> [WHAT THE TASK ASKS]: Without the images, output each record below as it stands.

> [EXTRACTED ENTRIES]:
□ □ □ □ □
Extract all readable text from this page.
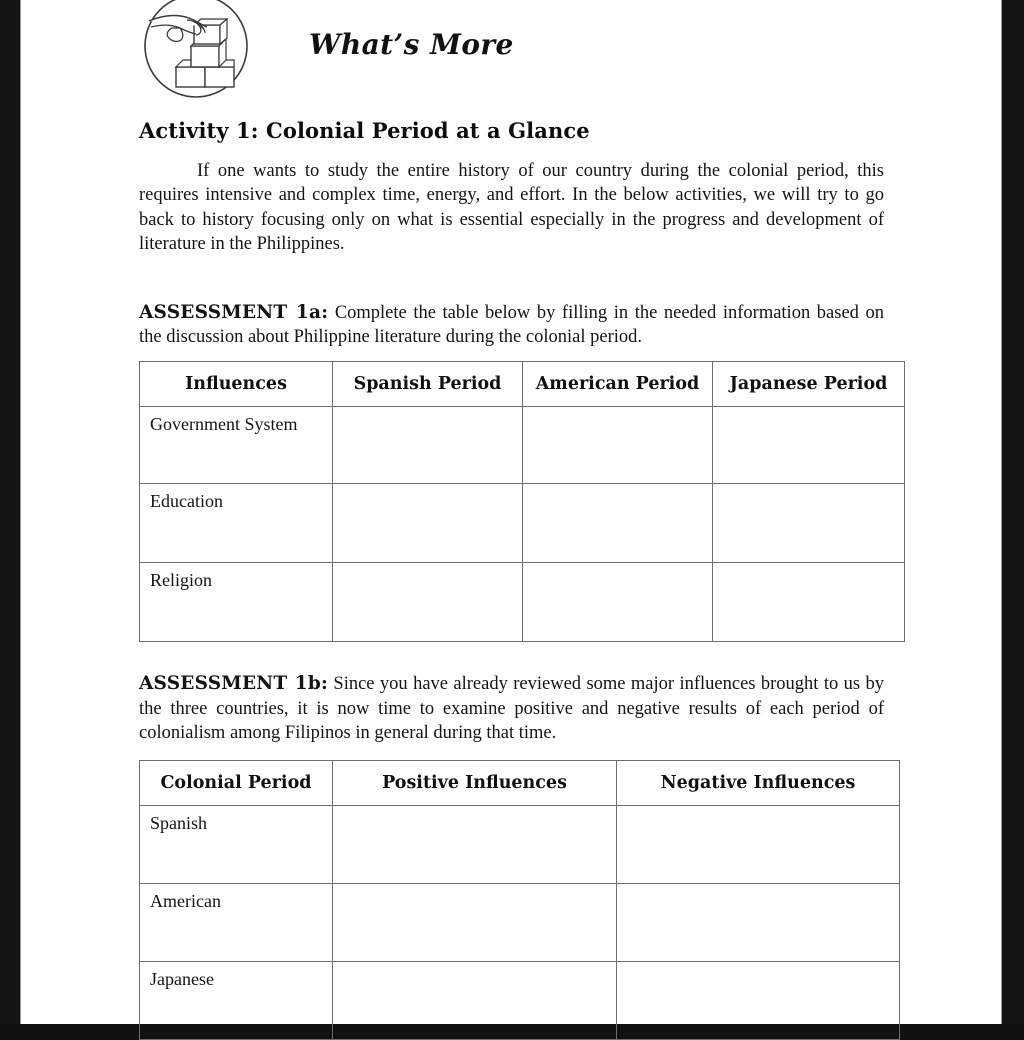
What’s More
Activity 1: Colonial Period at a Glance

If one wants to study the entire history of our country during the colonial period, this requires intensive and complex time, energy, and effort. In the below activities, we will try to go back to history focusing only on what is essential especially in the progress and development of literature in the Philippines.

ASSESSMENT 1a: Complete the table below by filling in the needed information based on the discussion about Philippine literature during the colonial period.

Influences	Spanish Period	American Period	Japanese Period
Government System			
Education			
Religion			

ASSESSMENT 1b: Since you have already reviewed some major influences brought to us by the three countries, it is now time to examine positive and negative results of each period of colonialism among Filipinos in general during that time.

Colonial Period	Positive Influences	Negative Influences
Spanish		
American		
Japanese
□ □ □ □ □
> [WORKED ANSWER]:
Extract all readable text from this page.
What’s More
Activity 1: Colonial Period at a Glance

If one wants to study the entire history of our country during the colonial period, this requires intensive and complex time, energy, and effort. In the below activities, we will try to go back to history focusing only on what is essential especially in the progress and development of literature in the Philippines.

ASSESSMENT 1a: Complete the table below by filling in the needed information based on the discussion about Philippine literature during the colonial period.

Influences	Spanish Period	American Period	Japanese Period
Government System			
Education			
Religion			

ASSESSMENT 1b: Since you have already reviewed some major influences brought to us by the three countries, it is now time to examine positive and negative results of each period of colonialism among Filipinos in general during that time.

Colonial Period	Positive Influences	Negative Influences
Spanish		
American		
Japanese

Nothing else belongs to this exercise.